Collect each line of the entries that holds the string "vitesses".

━━ Task inputs ━━

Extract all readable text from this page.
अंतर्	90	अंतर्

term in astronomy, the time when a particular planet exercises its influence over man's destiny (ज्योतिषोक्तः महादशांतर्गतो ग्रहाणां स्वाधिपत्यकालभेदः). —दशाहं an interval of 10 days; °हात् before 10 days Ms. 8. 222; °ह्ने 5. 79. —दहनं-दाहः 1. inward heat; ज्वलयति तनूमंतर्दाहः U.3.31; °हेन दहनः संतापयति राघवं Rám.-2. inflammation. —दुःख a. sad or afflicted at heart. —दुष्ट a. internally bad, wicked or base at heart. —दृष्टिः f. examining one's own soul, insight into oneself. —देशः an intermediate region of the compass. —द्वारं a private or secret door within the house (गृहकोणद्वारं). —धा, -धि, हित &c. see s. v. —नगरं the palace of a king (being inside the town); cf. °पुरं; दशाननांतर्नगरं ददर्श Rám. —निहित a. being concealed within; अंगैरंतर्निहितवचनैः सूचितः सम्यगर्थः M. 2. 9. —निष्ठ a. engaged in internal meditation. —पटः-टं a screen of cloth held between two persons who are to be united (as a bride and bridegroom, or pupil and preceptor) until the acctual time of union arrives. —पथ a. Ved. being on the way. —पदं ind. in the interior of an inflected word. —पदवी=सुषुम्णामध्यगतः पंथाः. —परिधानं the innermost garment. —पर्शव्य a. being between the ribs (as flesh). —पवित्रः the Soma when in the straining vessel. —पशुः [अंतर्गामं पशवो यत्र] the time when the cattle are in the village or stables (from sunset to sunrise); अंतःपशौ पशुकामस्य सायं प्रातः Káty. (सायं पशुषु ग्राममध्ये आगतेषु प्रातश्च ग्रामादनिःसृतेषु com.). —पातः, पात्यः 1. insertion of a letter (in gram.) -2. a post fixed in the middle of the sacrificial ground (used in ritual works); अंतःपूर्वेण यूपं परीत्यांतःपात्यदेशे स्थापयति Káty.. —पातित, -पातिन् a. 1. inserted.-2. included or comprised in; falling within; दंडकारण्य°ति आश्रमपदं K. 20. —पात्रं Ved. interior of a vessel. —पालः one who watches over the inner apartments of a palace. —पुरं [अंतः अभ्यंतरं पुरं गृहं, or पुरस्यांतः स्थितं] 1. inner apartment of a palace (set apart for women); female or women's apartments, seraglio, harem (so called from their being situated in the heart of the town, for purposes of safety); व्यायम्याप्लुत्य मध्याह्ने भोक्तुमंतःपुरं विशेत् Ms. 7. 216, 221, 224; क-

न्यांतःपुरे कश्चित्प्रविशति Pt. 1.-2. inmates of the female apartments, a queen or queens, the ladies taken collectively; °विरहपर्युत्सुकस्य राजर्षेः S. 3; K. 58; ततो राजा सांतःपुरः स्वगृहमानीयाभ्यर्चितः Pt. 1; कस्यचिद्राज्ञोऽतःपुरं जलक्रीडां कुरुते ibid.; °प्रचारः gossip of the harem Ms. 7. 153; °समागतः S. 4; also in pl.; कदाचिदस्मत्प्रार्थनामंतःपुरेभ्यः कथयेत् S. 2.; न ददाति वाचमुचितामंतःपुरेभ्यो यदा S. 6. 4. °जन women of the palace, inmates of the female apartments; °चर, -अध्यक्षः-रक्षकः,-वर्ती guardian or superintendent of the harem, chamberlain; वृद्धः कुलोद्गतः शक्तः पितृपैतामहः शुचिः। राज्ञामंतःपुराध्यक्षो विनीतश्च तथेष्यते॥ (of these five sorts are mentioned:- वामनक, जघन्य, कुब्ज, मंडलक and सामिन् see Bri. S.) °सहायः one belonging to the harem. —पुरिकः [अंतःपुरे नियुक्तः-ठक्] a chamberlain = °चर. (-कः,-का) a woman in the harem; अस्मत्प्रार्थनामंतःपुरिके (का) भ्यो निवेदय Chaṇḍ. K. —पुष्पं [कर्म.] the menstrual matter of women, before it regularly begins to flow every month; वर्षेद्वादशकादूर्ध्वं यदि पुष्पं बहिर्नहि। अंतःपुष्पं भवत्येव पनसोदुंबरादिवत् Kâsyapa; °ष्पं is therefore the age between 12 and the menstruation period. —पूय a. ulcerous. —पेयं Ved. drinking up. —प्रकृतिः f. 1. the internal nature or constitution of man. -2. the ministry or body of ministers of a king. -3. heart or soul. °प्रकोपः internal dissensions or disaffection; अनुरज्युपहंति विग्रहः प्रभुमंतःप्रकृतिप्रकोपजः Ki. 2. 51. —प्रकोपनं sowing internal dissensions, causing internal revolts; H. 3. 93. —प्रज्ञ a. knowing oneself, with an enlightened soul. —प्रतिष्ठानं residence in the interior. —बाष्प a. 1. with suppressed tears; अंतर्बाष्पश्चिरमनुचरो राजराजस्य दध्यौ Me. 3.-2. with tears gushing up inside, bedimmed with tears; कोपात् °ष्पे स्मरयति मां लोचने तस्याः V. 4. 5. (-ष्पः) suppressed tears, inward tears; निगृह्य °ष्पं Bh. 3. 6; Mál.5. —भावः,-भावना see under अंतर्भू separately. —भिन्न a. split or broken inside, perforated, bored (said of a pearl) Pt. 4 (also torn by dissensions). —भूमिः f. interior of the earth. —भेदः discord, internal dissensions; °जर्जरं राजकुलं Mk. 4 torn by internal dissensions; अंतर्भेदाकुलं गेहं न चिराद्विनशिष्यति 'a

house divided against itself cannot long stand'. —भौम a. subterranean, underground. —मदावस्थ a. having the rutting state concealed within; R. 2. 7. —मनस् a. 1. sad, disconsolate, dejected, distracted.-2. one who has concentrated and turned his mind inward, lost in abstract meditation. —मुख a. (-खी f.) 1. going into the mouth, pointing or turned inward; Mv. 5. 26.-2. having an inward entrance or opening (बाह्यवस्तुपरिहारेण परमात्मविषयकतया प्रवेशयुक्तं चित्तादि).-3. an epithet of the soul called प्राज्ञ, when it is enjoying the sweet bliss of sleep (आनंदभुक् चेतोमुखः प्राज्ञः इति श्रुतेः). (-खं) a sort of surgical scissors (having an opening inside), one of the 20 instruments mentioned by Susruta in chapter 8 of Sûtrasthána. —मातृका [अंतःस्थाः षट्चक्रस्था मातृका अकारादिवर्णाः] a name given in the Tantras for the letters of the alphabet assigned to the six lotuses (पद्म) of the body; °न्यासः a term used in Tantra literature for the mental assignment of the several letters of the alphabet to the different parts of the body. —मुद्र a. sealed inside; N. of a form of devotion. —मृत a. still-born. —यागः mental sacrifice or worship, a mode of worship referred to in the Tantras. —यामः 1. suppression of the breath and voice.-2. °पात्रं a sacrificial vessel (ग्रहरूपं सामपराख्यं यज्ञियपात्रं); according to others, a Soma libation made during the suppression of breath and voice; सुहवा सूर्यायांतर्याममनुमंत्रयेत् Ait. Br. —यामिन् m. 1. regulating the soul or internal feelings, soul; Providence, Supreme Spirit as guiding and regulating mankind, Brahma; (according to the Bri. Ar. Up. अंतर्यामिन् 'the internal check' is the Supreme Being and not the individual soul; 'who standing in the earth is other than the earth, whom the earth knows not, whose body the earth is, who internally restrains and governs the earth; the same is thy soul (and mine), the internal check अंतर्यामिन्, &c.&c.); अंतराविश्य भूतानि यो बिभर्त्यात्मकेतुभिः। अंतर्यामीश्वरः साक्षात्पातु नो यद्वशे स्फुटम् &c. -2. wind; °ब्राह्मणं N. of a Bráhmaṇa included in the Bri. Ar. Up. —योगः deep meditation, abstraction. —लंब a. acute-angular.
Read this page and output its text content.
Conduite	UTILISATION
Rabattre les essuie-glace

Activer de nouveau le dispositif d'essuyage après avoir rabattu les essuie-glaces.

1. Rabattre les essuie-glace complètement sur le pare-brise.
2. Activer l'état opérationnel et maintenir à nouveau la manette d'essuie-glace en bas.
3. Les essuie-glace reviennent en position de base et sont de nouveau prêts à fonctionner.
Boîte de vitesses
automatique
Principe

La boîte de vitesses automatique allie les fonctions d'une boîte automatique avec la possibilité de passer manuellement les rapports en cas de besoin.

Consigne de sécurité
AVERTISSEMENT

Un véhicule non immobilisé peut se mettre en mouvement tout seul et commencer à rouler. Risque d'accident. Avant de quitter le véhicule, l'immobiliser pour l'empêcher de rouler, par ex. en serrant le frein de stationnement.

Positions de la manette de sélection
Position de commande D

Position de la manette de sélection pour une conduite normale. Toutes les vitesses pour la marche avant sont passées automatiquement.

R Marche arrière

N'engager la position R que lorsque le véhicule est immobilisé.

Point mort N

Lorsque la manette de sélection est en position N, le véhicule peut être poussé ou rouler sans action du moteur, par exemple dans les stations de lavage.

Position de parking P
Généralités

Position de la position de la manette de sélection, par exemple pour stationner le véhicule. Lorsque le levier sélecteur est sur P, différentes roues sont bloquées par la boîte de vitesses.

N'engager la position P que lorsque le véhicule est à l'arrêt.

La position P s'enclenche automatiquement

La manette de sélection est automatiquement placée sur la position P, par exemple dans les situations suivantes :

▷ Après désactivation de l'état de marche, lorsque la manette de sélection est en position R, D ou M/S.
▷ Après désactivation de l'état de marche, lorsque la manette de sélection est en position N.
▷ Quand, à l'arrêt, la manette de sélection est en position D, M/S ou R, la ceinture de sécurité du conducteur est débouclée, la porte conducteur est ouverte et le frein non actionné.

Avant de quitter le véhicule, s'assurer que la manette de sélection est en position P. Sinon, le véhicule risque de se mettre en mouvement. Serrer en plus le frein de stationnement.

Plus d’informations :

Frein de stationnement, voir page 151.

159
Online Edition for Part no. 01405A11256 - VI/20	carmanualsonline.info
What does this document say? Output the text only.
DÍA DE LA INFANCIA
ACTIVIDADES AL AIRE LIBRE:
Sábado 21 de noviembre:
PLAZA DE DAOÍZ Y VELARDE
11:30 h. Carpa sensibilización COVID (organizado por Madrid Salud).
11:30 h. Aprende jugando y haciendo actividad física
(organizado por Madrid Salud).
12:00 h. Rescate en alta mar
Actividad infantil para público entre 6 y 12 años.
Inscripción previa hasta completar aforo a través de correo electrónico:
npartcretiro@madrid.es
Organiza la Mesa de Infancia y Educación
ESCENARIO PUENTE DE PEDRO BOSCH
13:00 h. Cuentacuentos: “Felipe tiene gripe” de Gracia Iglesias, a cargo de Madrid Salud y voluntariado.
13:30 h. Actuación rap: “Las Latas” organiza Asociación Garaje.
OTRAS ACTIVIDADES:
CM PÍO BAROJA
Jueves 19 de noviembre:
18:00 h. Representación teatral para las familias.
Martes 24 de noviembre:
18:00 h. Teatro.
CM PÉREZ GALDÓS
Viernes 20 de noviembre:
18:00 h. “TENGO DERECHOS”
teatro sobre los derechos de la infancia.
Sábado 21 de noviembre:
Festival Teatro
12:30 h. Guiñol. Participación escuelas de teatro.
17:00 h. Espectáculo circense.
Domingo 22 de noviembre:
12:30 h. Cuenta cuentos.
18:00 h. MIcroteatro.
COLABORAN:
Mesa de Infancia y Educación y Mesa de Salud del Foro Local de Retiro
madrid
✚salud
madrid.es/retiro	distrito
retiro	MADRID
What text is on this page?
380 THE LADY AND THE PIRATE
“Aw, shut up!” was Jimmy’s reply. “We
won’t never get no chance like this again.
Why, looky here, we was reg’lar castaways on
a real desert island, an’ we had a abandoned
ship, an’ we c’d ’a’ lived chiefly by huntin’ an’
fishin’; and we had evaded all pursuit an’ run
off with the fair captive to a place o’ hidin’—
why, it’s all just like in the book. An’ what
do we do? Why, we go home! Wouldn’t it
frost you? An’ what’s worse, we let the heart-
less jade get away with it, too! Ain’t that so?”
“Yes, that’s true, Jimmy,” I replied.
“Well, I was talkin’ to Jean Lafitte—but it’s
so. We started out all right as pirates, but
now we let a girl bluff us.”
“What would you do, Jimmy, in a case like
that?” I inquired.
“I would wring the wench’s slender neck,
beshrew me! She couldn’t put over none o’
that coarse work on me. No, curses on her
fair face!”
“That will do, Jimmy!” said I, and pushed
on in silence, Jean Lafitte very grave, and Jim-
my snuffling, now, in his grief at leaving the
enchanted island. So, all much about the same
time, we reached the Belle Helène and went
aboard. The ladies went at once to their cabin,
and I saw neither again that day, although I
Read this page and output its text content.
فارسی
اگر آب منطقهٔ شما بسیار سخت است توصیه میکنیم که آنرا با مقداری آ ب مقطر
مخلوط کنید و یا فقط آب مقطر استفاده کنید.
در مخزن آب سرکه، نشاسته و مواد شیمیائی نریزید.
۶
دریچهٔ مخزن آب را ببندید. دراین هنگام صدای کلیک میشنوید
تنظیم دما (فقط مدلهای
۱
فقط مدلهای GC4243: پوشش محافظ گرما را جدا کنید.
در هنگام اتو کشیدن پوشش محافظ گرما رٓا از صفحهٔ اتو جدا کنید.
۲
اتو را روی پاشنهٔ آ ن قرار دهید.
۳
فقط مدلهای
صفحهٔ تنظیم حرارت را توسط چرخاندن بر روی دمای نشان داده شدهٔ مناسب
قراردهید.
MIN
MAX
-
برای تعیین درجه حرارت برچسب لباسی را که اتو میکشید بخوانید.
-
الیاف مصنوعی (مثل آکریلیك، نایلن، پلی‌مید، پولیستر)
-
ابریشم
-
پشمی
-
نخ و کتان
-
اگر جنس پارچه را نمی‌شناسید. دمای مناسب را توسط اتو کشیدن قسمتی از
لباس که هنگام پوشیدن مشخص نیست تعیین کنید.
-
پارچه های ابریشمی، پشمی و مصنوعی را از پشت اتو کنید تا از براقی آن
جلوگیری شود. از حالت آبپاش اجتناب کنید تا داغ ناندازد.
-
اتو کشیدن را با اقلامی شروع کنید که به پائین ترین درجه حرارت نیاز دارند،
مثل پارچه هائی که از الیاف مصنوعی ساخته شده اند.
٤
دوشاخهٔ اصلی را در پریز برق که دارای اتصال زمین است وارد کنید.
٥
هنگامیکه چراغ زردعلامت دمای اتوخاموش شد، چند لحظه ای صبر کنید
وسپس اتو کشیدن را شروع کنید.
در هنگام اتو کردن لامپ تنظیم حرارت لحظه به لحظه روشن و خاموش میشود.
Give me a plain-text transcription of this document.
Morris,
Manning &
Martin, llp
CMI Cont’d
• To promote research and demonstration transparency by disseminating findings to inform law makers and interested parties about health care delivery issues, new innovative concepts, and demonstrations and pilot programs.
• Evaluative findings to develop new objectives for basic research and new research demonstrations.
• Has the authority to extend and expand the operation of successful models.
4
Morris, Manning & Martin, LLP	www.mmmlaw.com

━━━

Correct response.
Boîte de vitesses
La boîte de vitesses automatique allie les fonctions d'une boîte automatique avec la possibilité de passer manuellement les rapports en cas de besoin.
Position de la manette de sélection pour une conduite normale. Toutes les vitesses pour la marche avant sont passées automatiquement.
Position de la position de la manette de sélection, par exemple pour stationner le véhicule. Lorsque le levier sélecteur est sur P, différentes roues sont bloquées par la boîte de vitesses.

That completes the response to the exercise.